[Start Records provided]
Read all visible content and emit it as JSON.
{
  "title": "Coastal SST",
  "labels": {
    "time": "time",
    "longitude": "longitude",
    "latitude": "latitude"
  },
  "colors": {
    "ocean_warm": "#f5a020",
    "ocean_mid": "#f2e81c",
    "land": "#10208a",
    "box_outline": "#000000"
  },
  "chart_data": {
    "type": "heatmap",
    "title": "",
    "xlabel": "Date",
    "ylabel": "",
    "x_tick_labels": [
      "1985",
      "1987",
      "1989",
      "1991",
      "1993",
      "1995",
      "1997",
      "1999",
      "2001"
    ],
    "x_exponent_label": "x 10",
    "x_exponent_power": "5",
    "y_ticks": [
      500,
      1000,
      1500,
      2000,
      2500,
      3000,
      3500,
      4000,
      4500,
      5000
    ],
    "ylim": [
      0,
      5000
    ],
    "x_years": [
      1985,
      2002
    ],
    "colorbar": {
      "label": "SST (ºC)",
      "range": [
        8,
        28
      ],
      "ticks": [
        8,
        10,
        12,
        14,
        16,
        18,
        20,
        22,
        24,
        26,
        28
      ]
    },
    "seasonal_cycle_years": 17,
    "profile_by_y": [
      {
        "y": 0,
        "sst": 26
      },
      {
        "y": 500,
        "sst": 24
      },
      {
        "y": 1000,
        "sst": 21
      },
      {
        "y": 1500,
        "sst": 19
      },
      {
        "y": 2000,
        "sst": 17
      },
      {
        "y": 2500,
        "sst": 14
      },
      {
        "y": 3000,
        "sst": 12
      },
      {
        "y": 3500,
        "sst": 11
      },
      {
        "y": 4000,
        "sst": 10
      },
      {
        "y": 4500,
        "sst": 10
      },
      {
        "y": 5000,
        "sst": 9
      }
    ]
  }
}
[End Records provided]
### Exercise instructions
Could you quote the material above in full, exactly as it stands?

### Expected answer
Read all visible content and emit it as JSON.
{
  "title": "Coastal SST",
  "labels": {
    "time": "time",
    "longitude": "longitude",
    "latitude": "latitude"
  },
  "colors": {
    "ocean_warm": "#f5a020",
    "ocean_mid": "#f2e81c",
    "land": "#10208a",
    "box_outline": "#000000"
  },
  "chart_data": {
    "type": "heatmap",
    "title": "",
    "xlabel": "Date",
    "ylabel": "",
    "x_tick_labels": [
      "1985",
      "1987",
      "1989",
      "1991",
      "1993",
      "1995",
      "1997",
      "1999",
      "2001"
    ],
    "x_exponent_label": "x 10",
    "x_exponent_power": "5",
    "y_ticks": [
      500,
      1000,
      1500,
      2000,
      2500,
      3000,
      3500,
      4000,
      4500,
      5000
    ],
    "ylim": [
      0,
      5000
    ],
    "x_years": [
      1985,
      2002
    ],
    "colorbar": {
      "label": "SST (ºC)",
      "range": [
        8,
        28
      ],
      "ticks": [
        8,
        10,
        12,
        14,
        16,
        18,
        20,
        22,
        24,
        26,
        28
      ]
    },
    "seasonal_cycle_years": 17,
    "profile_by_y": [
      {
        "y": 0,
        "sst": 26
      },
      {
        "y": 500,
        "sst": 24
      },
      {
        "y": 1000,
        "sst": 21
      },
      {
        "y": 1500,
        "sst": 19
      },
      {
        "y": 2000,
        "sst": 17
      },
      {
        "y": 2500,
        "sst": 14
      },
      {
        "y": 3000,
        "sst": 12
      },
      {
        "y": 3500,
        "sst": 11
      },
      {
        "y": 4000,
        "sst": 10
      },
      {
        "y": 4500,
        "sst": 10
      },
      {
        "y": 5000,
        "sst": 9
      }
    ]
  }
}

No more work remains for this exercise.